TO BE DONE - Make an exact copy of all the entries, with the pictures left out.

DATA TO USE -
####################
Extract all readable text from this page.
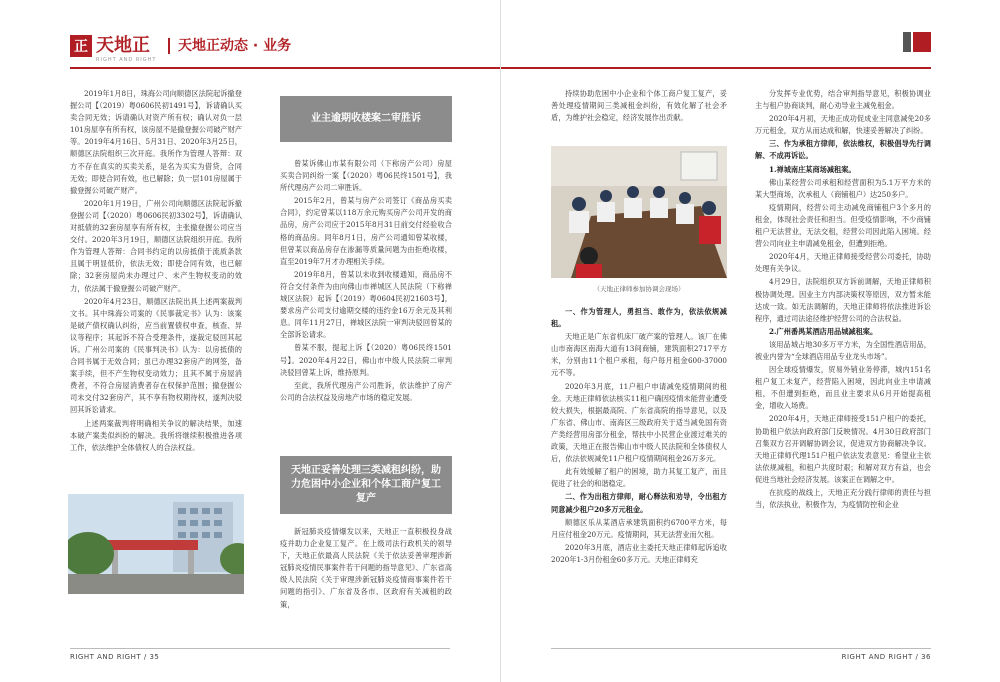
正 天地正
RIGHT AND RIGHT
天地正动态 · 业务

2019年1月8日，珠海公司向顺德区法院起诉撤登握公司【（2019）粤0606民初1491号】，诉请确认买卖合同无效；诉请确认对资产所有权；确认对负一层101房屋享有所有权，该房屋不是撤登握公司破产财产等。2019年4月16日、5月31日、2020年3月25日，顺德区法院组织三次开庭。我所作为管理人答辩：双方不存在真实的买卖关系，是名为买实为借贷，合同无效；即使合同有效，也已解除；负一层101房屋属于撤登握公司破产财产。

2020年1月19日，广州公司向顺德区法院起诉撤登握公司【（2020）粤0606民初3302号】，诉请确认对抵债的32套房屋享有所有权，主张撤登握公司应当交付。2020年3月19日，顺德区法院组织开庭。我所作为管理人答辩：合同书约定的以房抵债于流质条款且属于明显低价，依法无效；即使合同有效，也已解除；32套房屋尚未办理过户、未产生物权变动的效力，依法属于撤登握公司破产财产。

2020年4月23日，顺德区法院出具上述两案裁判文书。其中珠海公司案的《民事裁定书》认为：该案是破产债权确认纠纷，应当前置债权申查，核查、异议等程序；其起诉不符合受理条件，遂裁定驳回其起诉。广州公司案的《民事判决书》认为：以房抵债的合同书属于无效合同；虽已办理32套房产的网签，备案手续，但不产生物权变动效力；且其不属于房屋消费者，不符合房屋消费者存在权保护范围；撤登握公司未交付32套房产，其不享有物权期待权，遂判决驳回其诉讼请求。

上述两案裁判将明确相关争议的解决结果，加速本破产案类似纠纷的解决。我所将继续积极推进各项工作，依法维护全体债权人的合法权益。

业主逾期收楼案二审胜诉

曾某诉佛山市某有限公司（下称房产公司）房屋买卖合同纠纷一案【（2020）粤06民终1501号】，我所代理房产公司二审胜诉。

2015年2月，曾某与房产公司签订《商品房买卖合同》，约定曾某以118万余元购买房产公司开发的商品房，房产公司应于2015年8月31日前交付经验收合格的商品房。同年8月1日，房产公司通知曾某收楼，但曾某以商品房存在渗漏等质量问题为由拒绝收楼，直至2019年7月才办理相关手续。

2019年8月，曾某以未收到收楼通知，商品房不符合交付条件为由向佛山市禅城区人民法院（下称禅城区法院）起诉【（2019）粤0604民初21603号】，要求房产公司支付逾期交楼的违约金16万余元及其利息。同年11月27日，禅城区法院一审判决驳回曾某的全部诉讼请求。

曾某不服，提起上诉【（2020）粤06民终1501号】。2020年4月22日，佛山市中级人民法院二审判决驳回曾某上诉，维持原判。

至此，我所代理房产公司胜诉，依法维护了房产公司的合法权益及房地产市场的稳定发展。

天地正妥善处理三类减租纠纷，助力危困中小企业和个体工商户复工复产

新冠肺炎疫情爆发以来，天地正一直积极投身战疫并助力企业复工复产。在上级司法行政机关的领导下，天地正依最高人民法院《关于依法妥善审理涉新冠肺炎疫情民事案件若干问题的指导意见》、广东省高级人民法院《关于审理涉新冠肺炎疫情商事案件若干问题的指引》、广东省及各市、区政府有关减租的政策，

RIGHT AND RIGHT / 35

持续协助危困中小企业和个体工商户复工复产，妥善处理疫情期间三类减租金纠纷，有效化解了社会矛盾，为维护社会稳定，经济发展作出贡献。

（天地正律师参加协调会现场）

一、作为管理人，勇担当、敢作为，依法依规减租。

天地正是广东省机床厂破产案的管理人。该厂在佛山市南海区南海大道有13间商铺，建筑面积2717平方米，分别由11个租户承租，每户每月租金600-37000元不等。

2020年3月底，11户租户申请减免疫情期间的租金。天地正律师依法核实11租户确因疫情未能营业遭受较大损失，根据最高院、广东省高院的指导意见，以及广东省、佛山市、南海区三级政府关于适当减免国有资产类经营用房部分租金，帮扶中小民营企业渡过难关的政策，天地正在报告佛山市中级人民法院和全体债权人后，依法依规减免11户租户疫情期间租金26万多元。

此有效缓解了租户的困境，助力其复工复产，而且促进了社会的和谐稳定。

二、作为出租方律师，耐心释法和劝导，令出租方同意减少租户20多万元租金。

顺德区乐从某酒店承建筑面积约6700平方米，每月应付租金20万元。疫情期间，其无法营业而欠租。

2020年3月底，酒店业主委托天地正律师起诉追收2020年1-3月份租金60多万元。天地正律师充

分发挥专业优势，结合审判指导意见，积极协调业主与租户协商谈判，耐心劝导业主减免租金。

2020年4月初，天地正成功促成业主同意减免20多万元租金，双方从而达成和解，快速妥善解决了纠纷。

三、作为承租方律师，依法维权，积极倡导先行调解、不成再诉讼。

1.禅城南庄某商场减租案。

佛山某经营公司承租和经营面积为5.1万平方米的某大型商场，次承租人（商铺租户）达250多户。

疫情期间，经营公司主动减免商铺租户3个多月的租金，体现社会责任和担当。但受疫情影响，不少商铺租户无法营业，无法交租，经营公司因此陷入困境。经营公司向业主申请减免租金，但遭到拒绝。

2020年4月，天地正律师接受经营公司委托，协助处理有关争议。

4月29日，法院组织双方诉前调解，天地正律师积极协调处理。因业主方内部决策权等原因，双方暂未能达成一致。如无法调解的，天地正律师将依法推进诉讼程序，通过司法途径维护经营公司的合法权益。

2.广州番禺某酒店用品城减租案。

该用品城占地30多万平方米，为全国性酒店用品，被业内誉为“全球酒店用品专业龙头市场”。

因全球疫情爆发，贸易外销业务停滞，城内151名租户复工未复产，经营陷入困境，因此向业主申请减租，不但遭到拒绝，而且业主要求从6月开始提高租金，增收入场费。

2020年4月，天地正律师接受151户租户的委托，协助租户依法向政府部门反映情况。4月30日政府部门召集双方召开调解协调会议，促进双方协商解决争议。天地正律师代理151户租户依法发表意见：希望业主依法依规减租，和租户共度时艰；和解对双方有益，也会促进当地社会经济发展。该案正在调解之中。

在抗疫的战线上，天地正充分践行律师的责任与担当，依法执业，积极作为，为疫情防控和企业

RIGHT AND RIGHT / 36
####################
ANSWER BELOW -
Extract all readable text from this page.
正 天地正
RIGHT AND RIGHT
天地正动态 · 业务

2019年1月8日，珠海公司向顺德区法院起诉撤登握公司【（2019）粤0606民初1491号】，诉请确认买卖合同无效；诉请确认对资产所有权；确认对负一层101房屋享有所有权，该房屋不是撤登握公司破产财产等。2019年4月16日、5月31日、2020年3月25日，顺德区法院组织三次开庭。我所作为管理人答辩：双方不存在真实的买卖关系，是名为买实为借贷，合同无效；即使合同有效，也已解除；负一层101房屋属于撤登握公司破产财产。

2020年1月19日，广州公司向顺德区法院起诉撤登握公司【（2020）粤0606民初3302号】，诉请确认对抵债的32套房屋享有所有权，主张撤登握公司应当交付。2020年3月19日，顺德区法院组织开庭。我所作为管理人答辩：合同书约定的以房抵债于流质条款且属于明显低价，依法无效；即使合同有效，也已解除；32套房屋尚未办理过户、未产生物权变动的效力，依法属于撤登握公司破产财产。

2020年4月23日，顺德区法院出具上述两案裁判文书。其中珠海公司案的《民事裁定书》认为：该案是破产债权确认纠纷，应当前置债权申查，核查、异议等程序；其起诉不符合受理条件，遂裁定驳回其起诉。广州公司案的《民事判决书》认为：以房抵债的合同书属于无效合同；虽已办理32套房产的网签，备案手续，但不产生物权变动效力；且其不属于房屋消费者，不符合房屋消费者存在权保护范围；撤登握公司未交付32套房产，其不享有物权期待权，遂判决驳回其诉讼请求。

上述两案裁判将明确相关争议的解决结果，加速本破产案类似纠纷的解决。我所将继续积极推进各项工作，依法维护全体债权人的合法权益。

业主逾期收楼案二审胜诉

曾某诉佛山市某有限公司（下称房产公司）房屋买卖合同纠纷一案【（2020）粤06民终1501号】，我所代理房产公司二审胜诉。

2015年2月，曾某与房产公司签订《商品房买卖合同》，约定曾某以118万余元购买房产公司开发的商品房，房产公司应于2015年8月31日前交付经验收合格的商品房。同年8月1日，房产公司通知曾某收楼，但曾某以商品房存在渗漏等质量问题为由拒绝收楼，直至2019年7月才办理相关手续。

2019年8月，曾某以未收到收楼通知，商品房不符合交付条件为由向佛山市禅城区人民法院（下称禅城区法院）起诉【（2019）粤0604民初21603号】，要求房产公司支付逾期交楼的违约金16万余元及其利息。同年11月27日，禅城区法院一审判决驳回曾某的全部诉讼请求。

曾某不服，提起上诉【（2020）粤06民终1501号】。2020年4月22日，佛山市中级人民法院二审判决驳回曾某上诉，维持原判。

至此，我所代理房产公司胜诉，依法维护了房产公司的合法权益及房地产市场的稳定发展。

天地正妥善处理三类减租纠纷，助力危困中小企业和个体工商户复工复产

新冠肺炎疫情爆发以来，天地正一直积极投身战疫并助力企业复工复产。在上级司法行政机关的领导下，天地正依最高人民法院《关于依法妥善审理涉新冠肺炎疫情民事案件若干问题的指导意见》、广东省高级人民法院《关于审理涉新冠肺炎疫情商事案件若干问题的指引》、广东省及各市、区政府有关减租的政策，

RIGHT AND RIGHT / 35

持续协助危困中小企业和个体工商户复工复产，妥善处理疫情期间三类减租金纠纷，有效化解了社会矛盾，为维护社会稳定，经济发展作出贡献。

（天地正律师参加协调会现场）

一、作为管理人，勇担当、敢作为，依法依规减租。

天地正是广东省机床厂破产案的管理人。该厂在佛山市南海区南海大道有13间商铺，建筑面积2717平方米，分别由11个租户承租，每户每月租金600-37000元不等。

2020年3月底，11户租户申请减免疫情期间的租金。天地正律师依法核实11租户确因疫情未能营业遭受较大损失，根据最高院、广东省高院的指导意见，以及广东省、佛山市、南海区三级政府关于适当减免国有资产类经营用房部分租金，帮扶中小民营企业渡过难关的政策，天地正在报告佛山市中级人民法院和全体债权人后，依法依规减免11户租户疫情期间租金26万多元。

此有效缓解了租户的困境，助力其复工复产，而且促进了社会的和谐稳定。

二、作为出租方律师，耐心释法和劝导，令出租方同意减少租户20多万元租金。

顺德区乐从某酒店承建筑面积约6700平方米，每月应付租金20万元。疫情期间，其无法营业而欠租。

2020年3月底，酒店业主委托天地正律师起诉追收2020年1-3月份租金60多万元。天地正律师充

分发挥专业优势，结合审判指导意见，积极协调业主与租户协商谈判，耐心劝导业主减免租金。

2020年4月初，天地正成功促成业主同意减免20多万元租金，双方从而达成和解，快速妥善解决了纠纷。

三、作为承租方律师，依法维权，积极倡导先行调解、不成再诉讼。

1.禅城南庄某商场减租案。

佛山某经营公司承租和经营面积为5.1万平方米的某大型商场，次承租人（商铺租户）达250多户。

疫情期间，经营公司主动减免商铺租户3个多月的租金，体现社会责任和担当。但受疫情影响，不少商铺租户无法营业，无法交租，经营公司因此陷入困境。经营公司向业主申请减免租金，但遭到拒绝。

2020年4月，天地正律师接受经营公司委托，协助处理有关争议。

4月29日，法院组织双方诉前调解，天地正律师积极协调处理。因业主方内部决策权等原因，双方暂未能达成一致。如无法调解的，天地正律师将依法推进诉讼程序，通过司法途径维护经营公司的合法权益。

2.广州番禺某酒店用品城减租案。

该用品城占地30多万平方米，为全国性酒店用品，被业内誉为“全球酒店用品专业龙头市场”。

因全球疫情爆发，贸易外销业务停滞，城内151名租户复工未复产，经营陷入困境，因此向业主申请减租，不但遭到拒绝，而且业主要求从6月开始提高租金，增收入场费。

2020年4月，天地正律师接受151户租户的委托，协助租户依法向政府部门反映情况。4月30日政府部门召集双方召开调解协调会议，促进双方协商解决争议。天地正律师代理151户租户依法发表意见：希望业主依法依规减租，和租户共度时艰；和解对双方有益，也会促进当地社会经济发展。该案正在调解之中。

在抗疫的战线上，天地正充分践行律师的责任与担当，依法执业，积极作为，为疫情防控和企业

RIGHT AND RIGHT / 36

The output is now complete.